*** Data lines ***
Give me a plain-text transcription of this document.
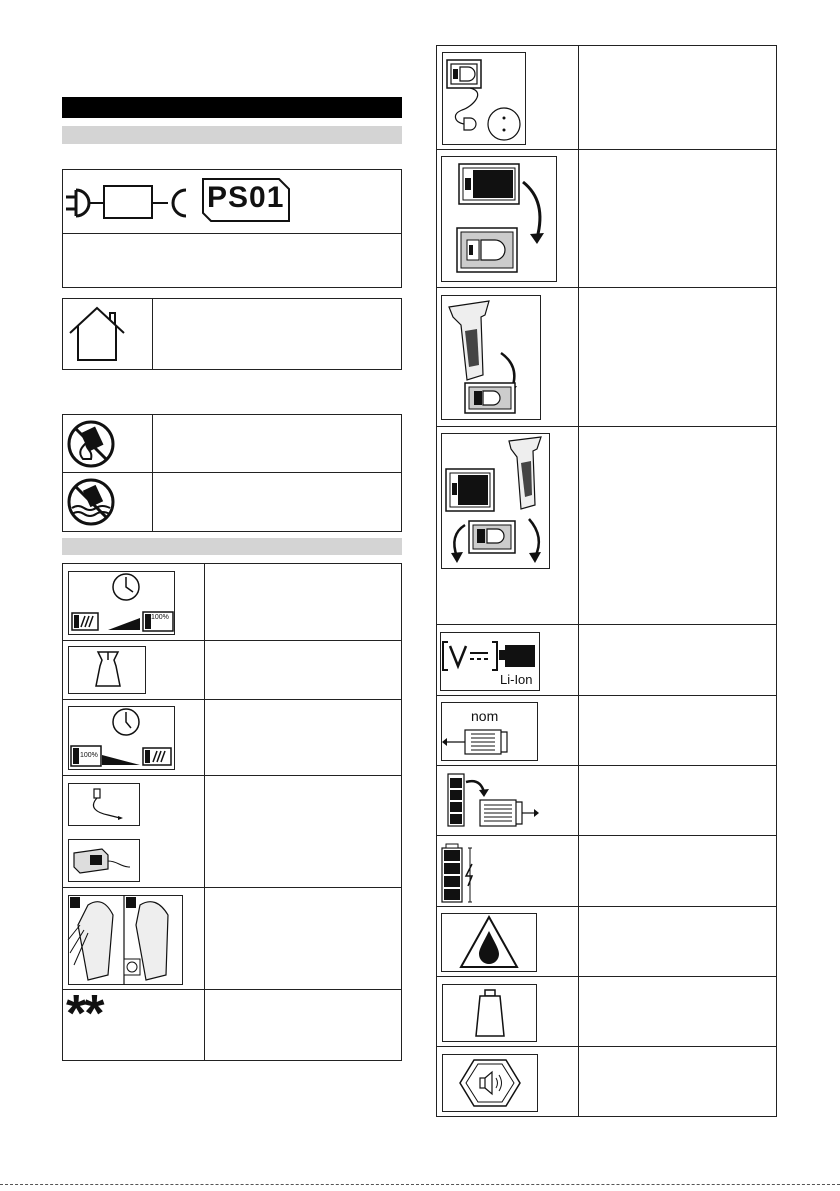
PS01
100%
100%
**
Li-Ion
nom
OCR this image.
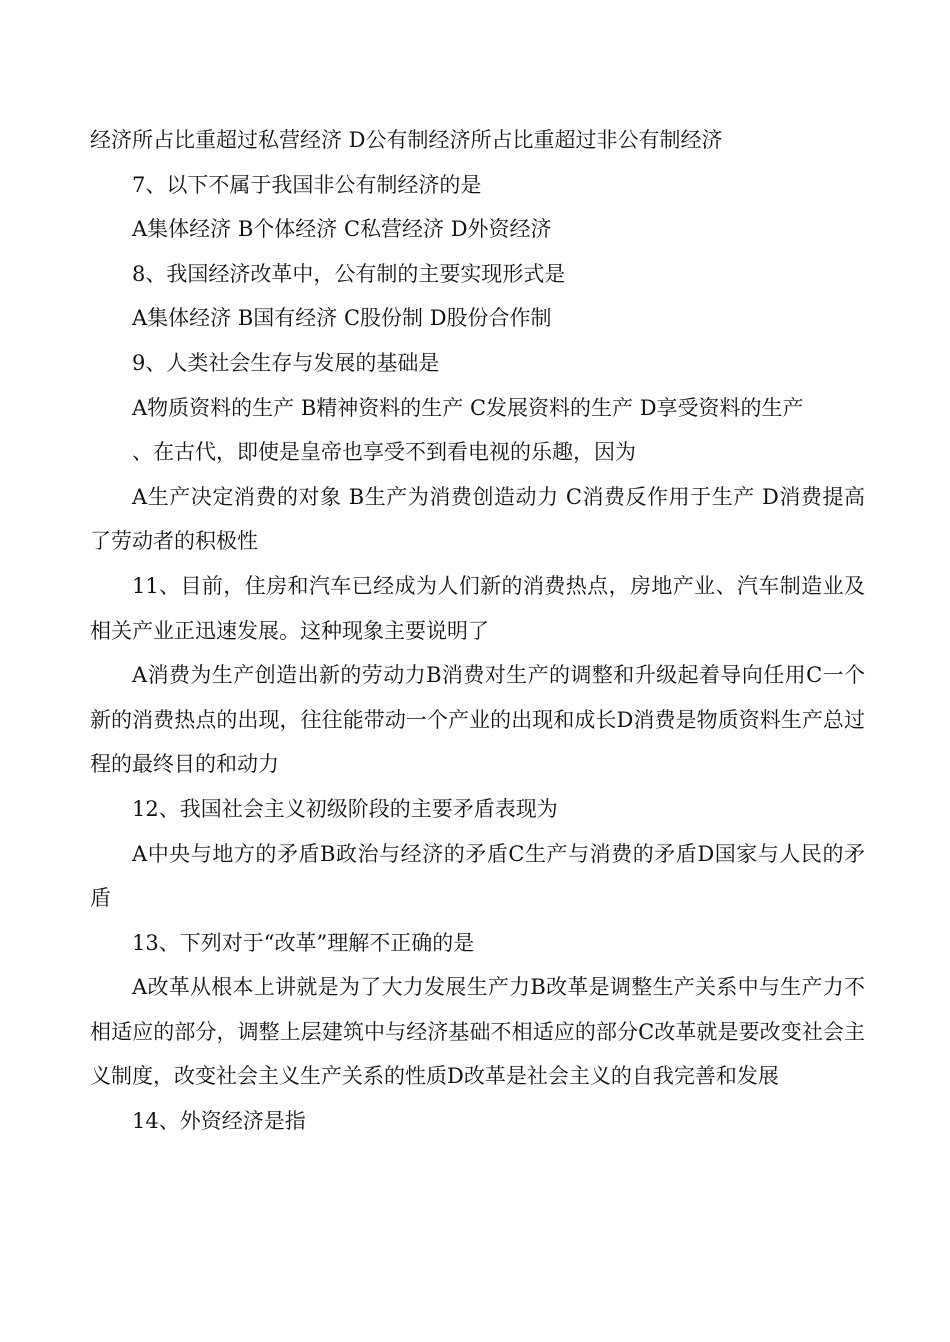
经济所占比重超过私营经济 D公有制经济所占比重超过非公有制经济

7、以下不属于我国非公有制经济的是

A集体经济 B个体经济 C私营经济 D外资经济

8、我国经济改革中，公有制的主要实现形式是

A集体经济 B国有经济 C股份制 D股份合作制

9、人类社会生存与发展的基础是

A物质资料的生产 B精神资料的生产 C发展资料的生产 D享受资料的生产

、在古代，即使是皇帝也享受不到看电视的乐趣，因为

A生产决定消费的对象 B生产为消费创造动力 C消费反作用于生产 D消费提高了劳动者的积极性

11、目前，住房和汽车已经成为人们新的消费热点，房地产业、汽车制造业及相关产业正迅速发展。这种现象主要说明了

A消费为生产创造出新的劳动力B消费对生产的调整和升级起着导向任用C一个新的消费热点的出现，往往能带动一个产业的出现和成长D消费是物质资料生产总过程的最终目的和动力

12、我国社会主义初级阶段的主要矛盾表现为

A中央与地方的矛盾B政治与经济的矛盾C生产与消费的矛盾D国家与人民的矛盾

13、下列对于“改革”理解不正确的是

A改革从根本上讲就是为了大力发展生产力B改革是调整生产关系中与生产力不相适应的部分，调整上层建筑中与经济基础不相适应的部分C改革就是要改变社会主义制度，改变社会主义生产关系的性质D改革是社会主义的自我完善和发展

14、外资经济是指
***
- Exercise details -
Please copy the lines above, starting at the one that holds "OCR this image." and stopping after the last line, exactly as they appear and minus the pictures.

- Answer in full -
OCR this image.
经济所占比重超过私营经济 D公有制经济所占比重超过非公有制经济

7、以下不属于我国非公有制经济的是

A集体经济 B个体经济 C私营经济 D外资经济

8、我国经济改革中，公有制的主要实现形式是

A集体经济 B国有经济 C股份制 D股份合作制

9、人类社会生存与发展的基础是

A物质资料的生产 B精神资料的生产 C发展资料的生产 D享受资料的生产

、在古代，即使是皇帝也享受不到看电视的乐趣，因为

A生产决定消费的对象 B生产为消费创造动力 C消费反作用于生产 D消费提高了劳动者的积极性

11、目前，住房和汽车已经成为人们新的消费热点，房地产业、汽车制造业及相关产业正迅速发展。这种现象主要说明了

A消费为生产创造出新的劳动力B消费对生产的调整和升级起着导向任用C一个新的消费热点的出现，往往能带动一个产业的出现和成长D消费是物质资料生产总过程的最终目的和动力

12、我国社会主义初级阶段的主要矛盾表现为

A中央与地方的矛盾B政治与经济的矛盾C生产与消费的矛盾D国家与人民的矛盾

13、下列对于“改革”理解不正确的是

A改革从根本上讲就是为了大力发展生产力B改革是调整生产关系中与生产力不相适应的部分，调整上层建筑中与经济基础不相适应的部分C改革就是要改变社会主义制度，改变社会主义生产关系的性质D改革是社会主义的自我完善和发展

14、外资经济是指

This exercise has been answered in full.